
        1. Yes. “Contamination” (meaning contaminated sharps) would definitely explain matters. The paper most directly talking about this in Kenyan children is #181 (with a reply to critiques at #194). Here’s a list of which publications deal with either children, shitty interpretations or collection of Kenyan data, or both:

          #96, #101, #107, #112, #121, (#139 for info on the crappy epi in Kenya, #155/#163 which shows a correlation between HIV and circumcision in BOTH males and females Kenya included, #157/#170 which critiques more crappy analyses of Kenyan data), #160, #187, #201)

          If you don’t have time to follow those links, you can look at the synopses in the text on that website. Each publication is succinctly described by those thumbnails.

          Please do contact me privately if you’d like anything on that site in PDF form. Some of those links might not work anymore.

        2. I also urge everyone who thinks they know anything about HIV transmission to read all thumbnails of the papers related to HIV, in chronological order.

          You will see systematic denial, personally and institutionally, of what should be obvious. This is your tax dollars at work in HIV epidemiology — scientific reasoning and peer-review in the toilet. There has been so much time and money wasted down there, I cry when I think about it too hard.

    2. AIDS is becoming a big problem especially in Sub Saharan Africa

      “becoming”? Becoming? It has been one of the biggest killers (from being nowhere) for a decade, if not two.
      It was petrifying people when I first went to work in Africa in 2004 ; Africans who I worked with in other parts of the world were petrified of it back in the mid-90s.
      Oh, what’s this about explosions in the skies above Russia? That’s a bit more of a response to my typing than I expected. Praise Dawkins, and the Noodly Appendage! And where’s my monocular, for tonight’s near-miss?
      “Meteorite crash in Russia: UFO fears spark panic in Chelyabinsk “

        1. Nae problem.
          Meanwhile, I was just mailing Dad about the meteorite:

          After several hours for reports to come in, it sounds as if there have been a significant number of injuries from the “atmospheric effects”.

          Челябинск is a fairly anonymous industrial city on the eastern edge of the Urals. Oksana and I passed through there on our trip to Сатка in 2004 (where we rafted down the river Аэ), and it’s a major stopping point on the “Trans-Siberian Railway” (which is about as existent as the Penzance to Aberdeen railway – the lines exist, but not as a designed whole, or even as a through trip), being about 2 days out from Moscow.

========================================================================

## Try it
Resume the comment thread on HIV research and the Russian meteorite, starting right after its last sentence.

Records from a data collection:

========================================================================

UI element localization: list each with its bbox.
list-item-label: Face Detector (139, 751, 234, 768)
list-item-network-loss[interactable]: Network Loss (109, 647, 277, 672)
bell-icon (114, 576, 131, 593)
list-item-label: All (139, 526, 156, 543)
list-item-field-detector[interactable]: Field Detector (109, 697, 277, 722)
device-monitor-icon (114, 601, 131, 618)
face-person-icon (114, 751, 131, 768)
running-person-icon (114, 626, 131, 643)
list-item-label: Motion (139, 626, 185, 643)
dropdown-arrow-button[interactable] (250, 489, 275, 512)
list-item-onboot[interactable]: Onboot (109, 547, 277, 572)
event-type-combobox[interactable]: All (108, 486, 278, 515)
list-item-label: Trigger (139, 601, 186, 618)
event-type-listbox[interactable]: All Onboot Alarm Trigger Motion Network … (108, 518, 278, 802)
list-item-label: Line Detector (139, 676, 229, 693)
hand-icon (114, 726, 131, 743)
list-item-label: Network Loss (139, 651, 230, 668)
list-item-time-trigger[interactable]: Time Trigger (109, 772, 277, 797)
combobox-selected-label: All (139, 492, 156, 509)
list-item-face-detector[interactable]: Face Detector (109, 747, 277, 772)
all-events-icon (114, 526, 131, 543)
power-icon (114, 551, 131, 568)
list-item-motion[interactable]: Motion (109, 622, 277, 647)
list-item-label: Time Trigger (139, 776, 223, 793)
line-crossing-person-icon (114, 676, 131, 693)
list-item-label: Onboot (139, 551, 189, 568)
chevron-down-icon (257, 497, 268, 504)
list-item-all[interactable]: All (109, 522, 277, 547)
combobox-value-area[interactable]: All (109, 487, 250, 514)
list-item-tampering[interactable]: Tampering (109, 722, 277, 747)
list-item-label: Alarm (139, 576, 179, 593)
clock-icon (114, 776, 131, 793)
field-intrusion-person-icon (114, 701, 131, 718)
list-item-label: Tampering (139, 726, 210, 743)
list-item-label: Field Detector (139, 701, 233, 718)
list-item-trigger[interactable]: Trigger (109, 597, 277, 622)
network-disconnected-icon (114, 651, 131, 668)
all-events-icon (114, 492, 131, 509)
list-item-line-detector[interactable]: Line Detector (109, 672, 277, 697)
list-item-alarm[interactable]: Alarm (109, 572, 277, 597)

========================================================================

## Exercise response
          The question is sure to be raised of “how come this has happened twice in Russia” (by people remembering something about the “Tunguska event”). Firstly, given that Russia is something like 1/6 of the land surface of the globe, that alone is not particularly significant.
          Secondly, between Tunguska and today, there has been at least one reported “airburst” event (over Amazonia, in the late 1930s. That’s if you don’t count the small, but *pre*dicted, airburst over Sudan a couple of years ago, from which meteorites have been recovered. And there are persistent reports that the military have been spotting what they eventually recognised as “airburst” events using [classified] spy satellites for years. So, in all, it’s not terribly surprising to have two in Russia.
          Watching DA14 tonight? I’m digging out my monocular (half-binocular)!

          I wouldn’t be in the least bit surprised to see the Russian Ghoddistas crawling out of the woodwork telling people to (2) repent, now! ; (1) tithe (regularly) ; (3) “the end is nigh”, so tithe more frequently.
          And I’ve now got to go to see clients, but I’m putting my sky map and monocular into the bag!
          Keep looking up – hope you get some meteorite dust in your eye, but it’s more likely to be a seagull ! 🙂
          Oh, more breaking news. Norway has had Dobbin burgers too. I was disappointed not to be given the choice of Flipper steaks while I was there. But it was an Airport hotel, so maybe they were dodging the controversy.